▶ WHAT TO PRODUCE
Gather each line of the entries below that includes "teatralnych".

━━━ DATA SHOWN ━━━

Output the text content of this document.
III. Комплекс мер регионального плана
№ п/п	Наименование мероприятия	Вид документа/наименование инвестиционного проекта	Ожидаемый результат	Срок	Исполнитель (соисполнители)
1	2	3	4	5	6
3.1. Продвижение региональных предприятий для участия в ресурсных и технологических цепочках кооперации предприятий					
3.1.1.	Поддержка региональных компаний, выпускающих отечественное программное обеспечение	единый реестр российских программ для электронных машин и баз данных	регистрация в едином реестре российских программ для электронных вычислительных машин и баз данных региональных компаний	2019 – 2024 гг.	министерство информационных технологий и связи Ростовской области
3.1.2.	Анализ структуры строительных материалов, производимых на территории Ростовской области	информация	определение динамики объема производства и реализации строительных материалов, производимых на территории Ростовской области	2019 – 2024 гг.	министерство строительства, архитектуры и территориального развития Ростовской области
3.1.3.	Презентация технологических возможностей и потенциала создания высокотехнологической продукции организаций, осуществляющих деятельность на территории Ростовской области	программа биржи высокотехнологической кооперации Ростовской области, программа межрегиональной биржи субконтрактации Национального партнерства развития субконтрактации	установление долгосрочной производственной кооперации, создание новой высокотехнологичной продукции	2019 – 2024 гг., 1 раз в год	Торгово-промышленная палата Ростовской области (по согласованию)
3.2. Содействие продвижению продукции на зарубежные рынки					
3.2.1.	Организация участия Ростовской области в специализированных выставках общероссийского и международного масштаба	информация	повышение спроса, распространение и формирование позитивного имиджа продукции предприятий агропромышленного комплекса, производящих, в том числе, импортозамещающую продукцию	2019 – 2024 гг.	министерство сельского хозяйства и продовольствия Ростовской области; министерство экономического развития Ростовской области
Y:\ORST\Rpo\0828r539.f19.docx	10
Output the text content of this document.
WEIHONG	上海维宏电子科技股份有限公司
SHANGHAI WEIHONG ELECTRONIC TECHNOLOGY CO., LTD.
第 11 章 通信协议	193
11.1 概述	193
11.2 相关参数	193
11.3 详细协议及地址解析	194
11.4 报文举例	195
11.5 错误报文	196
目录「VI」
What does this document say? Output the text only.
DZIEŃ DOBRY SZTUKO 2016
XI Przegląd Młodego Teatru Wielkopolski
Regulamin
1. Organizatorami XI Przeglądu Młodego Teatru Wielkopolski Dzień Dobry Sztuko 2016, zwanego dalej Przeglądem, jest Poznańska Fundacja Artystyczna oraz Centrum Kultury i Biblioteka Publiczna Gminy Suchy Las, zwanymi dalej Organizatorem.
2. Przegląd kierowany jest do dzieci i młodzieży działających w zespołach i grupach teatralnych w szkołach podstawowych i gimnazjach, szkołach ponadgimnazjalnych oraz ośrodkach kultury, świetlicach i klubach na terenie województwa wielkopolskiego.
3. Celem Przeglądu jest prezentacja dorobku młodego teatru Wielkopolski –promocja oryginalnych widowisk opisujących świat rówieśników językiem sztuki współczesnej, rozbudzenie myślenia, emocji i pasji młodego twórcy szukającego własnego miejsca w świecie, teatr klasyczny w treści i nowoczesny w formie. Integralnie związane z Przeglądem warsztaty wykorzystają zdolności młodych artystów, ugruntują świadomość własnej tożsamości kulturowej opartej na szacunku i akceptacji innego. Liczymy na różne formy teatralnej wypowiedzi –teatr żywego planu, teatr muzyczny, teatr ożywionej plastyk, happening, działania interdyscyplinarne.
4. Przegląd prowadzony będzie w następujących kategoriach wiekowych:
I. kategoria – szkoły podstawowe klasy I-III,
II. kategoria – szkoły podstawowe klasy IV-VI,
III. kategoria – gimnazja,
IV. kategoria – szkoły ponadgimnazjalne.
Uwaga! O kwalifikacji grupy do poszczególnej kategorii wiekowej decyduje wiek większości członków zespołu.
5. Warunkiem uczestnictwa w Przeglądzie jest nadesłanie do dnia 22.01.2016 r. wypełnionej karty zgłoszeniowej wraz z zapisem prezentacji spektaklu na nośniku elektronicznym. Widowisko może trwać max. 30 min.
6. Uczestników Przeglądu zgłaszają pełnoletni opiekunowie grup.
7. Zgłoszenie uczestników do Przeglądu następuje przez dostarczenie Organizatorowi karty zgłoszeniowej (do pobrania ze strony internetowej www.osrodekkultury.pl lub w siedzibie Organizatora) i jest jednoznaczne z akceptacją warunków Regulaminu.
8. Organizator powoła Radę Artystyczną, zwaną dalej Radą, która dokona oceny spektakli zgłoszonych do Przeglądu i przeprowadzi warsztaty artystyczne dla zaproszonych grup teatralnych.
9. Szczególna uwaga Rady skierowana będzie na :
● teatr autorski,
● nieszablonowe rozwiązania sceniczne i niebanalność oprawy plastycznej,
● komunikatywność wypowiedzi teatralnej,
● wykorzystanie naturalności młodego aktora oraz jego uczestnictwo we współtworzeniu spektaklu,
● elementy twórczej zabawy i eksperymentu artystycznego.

━━━

▶ OUTPUT BELOW
2. Przegląd kierowany jest do dzieci i młodzieży działających w zespołach i grupach teatralnych w szkołach podstawowych i gimnazjach, szkołach ponadgimnazjalnych oraz ośrodkach kultury, świetlicach i klubach na terenie województwa wielkopolskiego.
8. Organizator powoła Radę Artystyczną, zwaną dalej Radą, która dokona oceny spektakli zgłoszonych do Przeglądu i przeprowadzi warsztaty artystyczne dla zaproszonych grup teatralnych.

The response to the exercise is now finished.